__Exercise prompt__:
Will you quote all of the entries, word for word?

__Raw data__:
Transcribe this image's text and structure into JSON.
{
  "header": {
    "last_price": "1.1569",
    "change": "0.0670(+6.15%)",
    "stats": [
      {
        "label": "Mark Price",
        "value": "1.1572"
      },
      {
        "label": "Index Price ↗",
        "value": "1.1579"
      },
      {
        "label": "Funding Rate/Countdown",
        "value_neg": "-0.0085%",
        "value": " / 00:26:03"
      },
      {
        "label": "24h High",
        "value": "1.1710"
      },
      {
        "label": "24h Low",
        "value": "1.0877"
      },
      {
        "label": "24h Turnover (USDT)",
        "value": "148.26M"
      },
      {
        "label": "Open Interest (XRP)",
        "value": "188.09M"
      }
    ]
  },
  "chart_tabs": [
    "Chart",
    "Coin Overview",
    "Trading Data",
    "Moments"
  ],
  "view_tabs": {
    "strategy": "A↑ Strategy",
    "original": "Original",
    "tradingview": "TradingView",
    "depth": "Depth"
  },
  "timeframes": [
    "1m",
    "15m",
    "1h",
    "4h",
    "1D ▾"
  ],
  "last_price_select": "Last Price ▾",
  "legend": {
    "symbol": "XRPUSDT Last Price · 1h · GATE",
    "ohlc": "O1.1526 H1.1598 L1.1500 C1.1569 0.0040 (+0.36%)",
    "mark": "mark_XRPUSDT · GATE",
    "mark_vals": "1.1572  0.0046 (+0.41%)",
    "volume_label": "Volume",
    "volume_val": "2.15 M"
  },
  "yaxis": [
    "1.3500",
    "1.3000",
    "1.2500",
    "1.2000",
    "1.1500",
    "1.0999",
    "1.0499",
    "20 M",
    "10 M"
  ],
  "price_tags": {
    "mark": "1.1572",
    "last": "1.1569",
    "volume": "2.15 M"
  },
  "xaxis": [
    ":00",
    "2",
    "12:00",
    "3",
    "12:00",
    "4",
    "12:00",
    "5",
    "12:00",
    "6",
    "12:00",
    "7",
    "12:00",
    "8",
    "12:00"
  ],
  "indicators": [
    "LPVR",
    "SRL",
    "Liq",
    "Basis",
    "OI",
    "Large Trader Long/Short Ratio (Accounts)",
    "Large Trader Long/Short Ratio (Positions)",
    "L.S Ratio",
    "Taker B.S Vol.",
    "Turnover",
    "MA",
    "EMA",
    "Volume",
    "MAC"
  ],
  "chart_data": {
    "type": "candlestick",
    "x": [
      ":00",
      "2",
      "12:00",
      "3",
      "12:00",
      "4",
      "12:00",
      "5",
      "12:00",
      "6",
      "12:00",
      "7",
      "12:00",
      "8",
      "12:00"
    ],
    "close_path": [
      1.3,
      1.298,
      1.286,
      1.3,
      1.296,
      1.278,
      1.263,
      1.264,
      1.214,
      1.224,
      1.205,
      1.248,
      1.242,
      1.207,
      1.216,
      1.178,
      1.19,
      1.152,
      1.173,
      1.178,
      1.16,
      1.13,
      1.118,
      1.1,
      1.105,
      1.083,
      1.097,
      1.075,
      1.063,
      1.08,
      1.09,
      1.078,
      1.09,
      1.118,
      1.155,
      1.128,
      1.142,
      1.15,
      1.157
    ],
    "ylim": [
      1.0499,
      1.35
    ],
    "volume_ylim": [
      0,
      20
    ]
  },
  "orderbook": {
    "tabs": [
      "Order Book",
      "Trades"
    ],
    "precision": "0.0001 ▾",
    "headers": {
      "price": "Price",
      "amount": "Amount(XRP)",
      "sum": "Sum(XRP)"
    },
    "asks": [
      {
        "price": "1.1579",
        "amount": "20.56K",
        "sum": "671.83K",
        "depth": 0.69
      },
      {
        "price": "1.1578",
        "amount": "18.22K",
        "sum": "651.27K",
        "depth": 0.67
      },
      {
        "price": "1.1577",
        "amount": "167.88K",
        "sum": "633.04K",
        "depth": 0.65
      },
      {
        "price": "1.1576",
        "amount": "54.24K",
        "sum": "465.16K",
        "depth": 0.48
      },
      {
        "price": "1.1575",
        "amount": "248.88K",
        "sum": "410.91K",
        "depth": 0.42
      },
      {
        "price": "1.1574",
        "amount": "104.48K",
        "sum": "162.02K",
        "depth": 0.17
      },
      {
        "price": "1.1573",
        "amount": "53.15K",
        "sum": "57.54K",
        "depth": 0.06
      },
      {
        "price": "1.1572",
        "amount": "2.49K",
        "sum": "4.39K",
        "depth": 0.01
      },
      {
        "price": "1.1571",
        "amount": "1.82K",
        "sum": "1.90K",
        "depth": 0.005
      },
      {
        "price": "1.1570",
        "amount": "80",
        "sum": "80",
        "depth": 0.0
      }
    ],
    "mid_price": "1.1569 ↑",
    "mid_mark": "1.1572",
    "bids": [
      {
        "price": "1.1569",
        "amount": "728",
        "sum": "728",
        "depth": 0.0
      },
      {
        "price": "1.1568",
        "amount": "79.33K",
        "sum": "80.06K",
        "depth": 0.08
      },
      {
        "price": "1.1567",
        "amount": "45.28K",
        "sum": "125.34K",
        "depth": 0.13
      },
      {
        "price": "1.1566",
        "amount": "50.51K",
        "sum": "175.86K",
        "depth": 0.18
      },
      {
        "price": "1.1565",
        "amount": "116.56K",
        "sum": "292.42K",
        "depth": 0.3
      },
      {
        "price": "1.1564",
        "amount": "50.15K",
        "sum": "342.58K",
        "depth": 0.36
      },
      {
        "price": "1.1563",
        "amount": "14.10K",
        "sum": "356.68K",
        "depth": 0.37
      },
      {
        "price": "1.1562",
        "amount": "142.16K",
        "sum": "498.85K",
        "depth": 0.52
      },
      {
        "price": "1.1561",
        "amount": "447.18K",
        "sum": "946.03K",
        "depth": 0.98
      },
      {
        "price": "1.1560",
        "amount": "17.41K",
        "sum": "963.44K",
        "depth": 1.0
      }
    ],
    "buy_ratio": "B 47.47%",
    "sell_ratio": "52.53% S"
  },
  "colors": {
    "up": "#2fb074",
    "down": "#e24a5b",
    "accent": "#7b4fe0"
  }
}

__Correct response__:
Transcribe this image's text and structure into JSON.
{
  "header": {
    "last_price": "1.1569",
    "change": "0.0670(+6.15%)",
    "stats": [
      {
        "label": "Mark Price",
        "value": "1.1572"
      },
      {
        "label": "Index Price ↗",
        "value": "1.1579"
      },
      {
        "label": "Funding Rate/Countdown",
        "value_neg": "-0.0085%",
        "value": " / 00:26:03"
      },
      {
        "label": "24h High",
        "value": "1.1710"
      },
      {
        "label": "24h Low",
        "value": "1.0877"
      },
      {
        "label": "24h Turnover (USDT)",
        "value": "148.26M"
      },
      {
        "label": "Open Interest (XRP)",
        "value": "188.09M"
      }
    ]
  },
  "chart_tabs": [
    "Chart",
    "Coin Overview",
    "Trading Data",
    "Moments"
  ],
  "view_tabs": {
    "strategy": "A↑ Strategy",
    "original": "Original",
    "tradingview": "TradingView",
    "depth": "Depth"
  },
  "timeframes": [
    "1m",
    "15m",
    "1h",
    "4h",
    "1D ▾"
  ],
  "last_price_select": "Last Price ▾",
  "legend": {
    "symbol": "XRPUSDT Last Price · 1h · GATE",
    "ohlc": "O1.1526 H1.1598 L1.1500 C1.1569 0.0040 (+0.36%)",
    "mark": "mark_XRPUSDT · GATE",
    "mark_vals": "1.1572  0.0046 (+0.41%)",
    "volume_label": "Volume",
    "volume_val": "2.15 M"
  },
  "yaxis": [
    "1.3500",
    "1.3000",
    "1.2500",
    "1.2000",
    "1.1500",
    "1.0999",
    "1.0499",
    "20 M",
    "10 M"
  ],
  "price_tags": {
    "mark": "1.1572",
    "last": "1.1569",
    "volume": "2.15 M"
  },
  "xaxis": [
    ":00",
    "2",
    "12:00",
    "3",
    "12:00",
    "4",
    "12:00",
    "5",
    "12:00",
    "6",
    "12:00",
    "7",
    "12:00",
    "8",
    "12:00"
  ],
  "indicators": [
    "LPVR",
    "SRL",
    "Liq",
    "Basis",
    "OI",
    "Large Trader Long/Short Ratio (Accounts)",
    "Large Trader Long/Short Ratio (Positions)",
    "L.S Ratio",
    "Taker B.S Vol.",
    "Turnover",
    "MA",
    "EMA",
    "Volume",
    "MAC"
  ],
  "chart_data": {
    "type": "candlestick",
    "x": [
      ":00",
      "2",
      "12:00",
      "3",
      "12:00",
      "4",
      "12:00",
      "5",
      "12:00",
      "6",
      "12:00",
      "7",
      "12:00",
      "8",
      "12:00"
    ],
    "close_path": [
      1.3,
      1.298,
      1.286,
      1.3,
      1.296,
      1.278,
      1.263,
      1.264,
      1.214,
      1.224,
      1.205,
      1.248,
      1.242,
      1.207,
      1.216,
      1.178,
      1.19,
      1.152,
      1.173,
      1.178,
      1.16,
      1.13,
      1.118,
      1.1,
      1.105,
      1.083,
      1.097,
      1.075,
      1.063,
      1.08,
      1.09,
      1.078,
      1.09,
      1.118,
      1.155,
      1.128,
      1.142,
      1.15,
      1.157
    ],
    "ylim": [
      1.0499,
      1.35
    ],
    "volume_ylim": [
      0,
      20
    ]
  },
  "orderbook": {
    "tabs": [
      "Order Book",
      "Trades"
    ],
    "precision": "0.0001 ▾",
    "headers": {
      "price": "Price",
      "amount": "Amount(XRP)",
      "sum": "Sum(XRP)"
    },
    "asks": [
      {
        "price": "1.1579",
        "amount": "20.56K",
        "sum": "671.83K",
        "depth": 0.69
      },
      {
        "price": "1.1578",
        "amount": "18.22K",
        "sum": "651.27K",
        "depth": 0.67
      },
      {
        "price": "1.1577",
        "amount": "167.88K",
        "sum": "633.04K",
        "depth": 0.65
      },
      {
        "price": "1.1576",
        "amount": "54.24K",
        "sum": "465.16K",
        "depth": 0.48
      },
      {
        "price": "1.1575",
        "amount": "248.88K",
        "sum": "410.91K",
        "depth": 0.42
      },
      {
        "price": "1.1574",
        "amount": "104.48K",
        "sum": "162.02K",
        "depth": 0.17
      },
      {
        "price": "1.1573",
        "amount": "53.15K",
        "sum": "57.54K",
        "depth": 0.06
      },
      {
        "price": "1.1572",
        "amount": "2.49K",
        "sum": "4.39K",
        "depth": 0.01
      },
      {
        "price": "1.1571",
        "amount": "1.82K",
        "sum": "1.90K",
        "depth": 0.005
      },
      {
        "price": "1.1570",
        "amount": "80",
        "sum": "80",
        "depth": 0.0
      }
    ],
    "mid_price": "1.1569 ↑",
    "mid_mark": "1.1572",
    "bids": [
      {
        "price": "1.1569",
        "amount": "728",
        "sum": "728",
        "depth": 0.0
      },
      {
        "price": "1.1568",
        "amount": "79.33K",
        "sum": "80.06K",
        "depth": 0.08
      },
      {
        "price": "1.1567",
        "amount": "45.28K",
        "sum": "125.34K",
        "depth": 0.13
      },
      {
        "price": "1.1566",
        "amount": "50.51K",
        "sum": "175.86K",
        "depth": 0.18
      },
      {
        "price": "1.1565",
        "amount": "116.56K",
        "sum": "292.42K",
        "depth": 0.3
      },
      {
        "price": "1.1564",
        "amount": "50.15K",
        "sum": "342.58K",
        "depth": 0.36
      },
      {
        "price": "1.1563",
        "amount": "14.10K",
        "sum": "356.68K",
        "depth": 0.37
      },
      {
        "price": "1.1562",
        "amount": "142.16K",
        "sum": "498.85K",
        "depth": 0.52
      },
      {
        "price": "1.1561",
        "amount": "447.18K",
        "sum": "946.03K",
        "depth": 0.98
      },
      {
        "price": "1.1560",
        "amount": "17.41K",
        "sum": "963.44K",
        "depth": 1.0
      }
    ],
    "buy_ratio": "B 47.47%",
    "sell_ratio": "52.53% S"
  },
  "colors": {
    "up": "#2fb074",
    "down": "#e24a5b",
    "accent": "#7b4fe0"
  }
}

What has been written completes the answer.